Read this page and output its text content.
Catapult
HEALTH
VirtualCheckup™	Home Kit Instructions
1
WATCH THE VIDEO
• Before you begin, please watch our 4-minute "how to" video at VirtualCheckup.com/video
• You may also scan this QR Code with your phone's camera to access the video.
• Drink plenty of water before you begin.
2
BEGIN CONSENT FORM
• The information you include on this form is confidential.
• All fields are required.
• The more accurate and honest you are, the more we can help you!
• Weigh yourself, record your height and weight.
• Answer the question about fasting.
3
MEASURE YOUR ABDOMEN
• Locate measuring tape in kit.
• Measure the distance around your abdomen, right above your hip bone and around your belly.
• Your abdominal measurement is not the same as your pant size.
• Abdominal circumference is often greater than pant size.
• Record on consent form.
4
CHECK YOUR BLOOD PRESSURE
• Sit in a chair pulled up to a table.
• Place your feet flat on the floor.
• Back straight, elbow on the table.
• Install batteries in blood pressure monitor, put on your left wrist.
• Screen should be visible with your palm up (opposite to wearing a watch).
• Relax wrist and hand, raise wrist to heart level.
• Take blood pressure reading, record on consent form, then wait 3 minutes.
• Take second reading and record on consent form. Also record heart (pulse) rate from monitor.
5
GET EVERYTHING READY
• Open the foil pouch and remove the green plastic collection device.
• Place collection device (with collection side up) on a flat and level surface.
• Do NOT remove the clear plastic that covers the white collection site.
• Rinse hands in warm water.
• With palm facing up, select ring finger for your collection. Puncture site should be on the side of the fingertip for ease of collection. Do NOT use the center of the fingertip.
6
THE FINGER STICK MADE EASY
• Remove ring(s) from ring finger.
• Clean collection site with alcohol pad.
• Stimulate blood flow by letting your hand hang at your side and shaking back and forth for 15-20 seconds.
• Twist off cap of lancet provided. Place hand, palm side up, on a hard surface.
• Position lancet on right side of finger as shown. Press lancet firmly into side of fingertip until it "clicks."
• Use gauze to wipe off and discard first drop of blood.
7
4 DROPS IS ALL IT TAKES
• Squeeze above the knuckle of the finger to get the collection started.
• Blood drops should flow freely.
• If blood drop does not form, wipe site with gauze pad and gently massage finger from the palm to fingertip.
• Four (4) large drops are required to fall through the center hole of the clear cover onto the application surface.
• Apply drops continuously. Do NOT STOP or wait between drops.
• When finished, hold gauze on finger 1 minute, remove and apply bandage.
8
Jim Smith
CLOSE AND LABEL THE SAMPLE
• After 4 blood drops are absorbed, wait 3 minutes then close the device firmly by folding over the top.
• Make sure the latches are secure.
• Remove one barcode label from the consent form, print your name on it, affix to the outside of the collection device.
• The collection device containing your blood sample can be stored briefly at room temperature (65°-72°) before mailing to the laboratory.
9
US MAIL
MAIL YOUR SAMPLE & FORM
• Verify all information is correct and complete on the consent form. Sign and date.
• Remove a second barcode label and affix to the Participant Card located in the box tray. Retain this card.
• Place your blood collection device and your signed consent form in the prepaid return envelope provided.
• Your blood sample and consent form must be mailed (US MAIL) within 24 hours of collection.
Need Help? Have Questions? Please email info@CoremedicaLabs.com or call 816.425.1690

## Objective
Retype the records above exactly.

## Response to this exercise
Read this page and output its text content.
Catapult
HEALTH
VirtualCheckup™	Home Kit Instructions
1
WATCH THE VIDEO
• Before you begin, please watch our 4-minute "how to" video at VirtualCheckup.com/video
• You may also scan this QR Code with your phone's camera to access the video.
• Drink plenty of water before you begin.
2
BEGIN CONSENT FORM
• The information you include on this form is confidential.
• All fields are required.
• The more accurate and honest you are, the more we can help you!
• Weigh yourself, record your height and weight.
• Answer the question about fasting.
3
MEASURE YOUR ABDOMEN
• Locate measuring tape in kit.
• Measure the distance around your abdomen, right above your hip bone and around your belly.
• Your abdominal measurement is not the same as your pant size.
• Abdominal circumference is often greater than pant size.
• Record on consent form.
4
CHECK YOUR BLOOD PRESSURE
• Sit in a chair pulled up to a table.
• Place your feet flat on the floor.
• Back straight, elbow on the table.
• Install batteries in blood pressure monitor, put on your left wrist.
• Screen should be visible with your palm up (opposite to wearing a watch).
• Relax wrist and hand, raise wrist to heart level.
• Take blood pressure reading, record on consent form, then wait 3 minutes.
• Take second reading and record on consent form. Also record heart (pulse) rate from monitor.
5
GET EVERYTHING READY
• Open the foil pouch and remove the green plastic collection device.
• Place collection device (with collection side up) on a flat and level surface.
• Do NOT remove the clear plastic that covers the white collection site.
• Rinse hands in warm water.
• With palm facing up, select ring finger for your collection. Puncture site should be on the side of the fingertip for ease of collection. Do NOT use the center of the fingertip.
6
THE FINGER STICK MADE EASY
• Remove ring(s) from ring finger.
• Clean collection site with alcohol pad.
• Stimulate blood flow by letting your hand hang at your side and shaking back and forth for 15-20 seconds.
• Twist off cap of lancet provided. Place hand, palm side up, on a hard surface.
• Position lancet on right side of finger as shown. Press lancet firmly into side of fingertip until it "clicks."
• Use gauze to wipe off and discard first drop of blood.
7
4 DROPS IS ALL IT TAKES
• Squeeze above the knuckle of the finger to get the collection started.
• Blood drops should flow freely.
• If blood drop does not form, wipe site with gauze pad and gently massage finger from the palm to fingertip.
• Four (4) large drops are required to fall through the center hole of the clear cover onto the application surface.
• Apply drops continuously. Do NOT STOP or wait between drops.
• When finished, hold gauze on finger 1 minute, remove and apply bandage.
8
Jim Smith
CLOSE AND LABEL THE SAMPLE
• After 4 blood drops are absorbed, wait 3 minutes then close the device firmly by folding over the top.
• Make sure the latches are secure.
• Remove one barcode label from the consent form, print your name on it, affix to the outside of the collection device.
• The collection device containing your blood sample can be stored briefly at room temperature (65°-72°) before mailing to the laboratory.
9
US MAIL
MAIL YOUR SAMPLE & FORM
• Verify all information is correct and complete on the consent form. Sign and date.
• Remove a second barcode label and affix to the Participant Card located in the box tray. Retain this card.
• Place your blood collection device and your signed consent form in the prepaid return envelope provided.
• Your blood sample and consent form must be mailed (US MAIL) within 24 hours of collection.
Need Help? Have Questions? Please email info@CoremedicaLabs.com or call 816.425.1690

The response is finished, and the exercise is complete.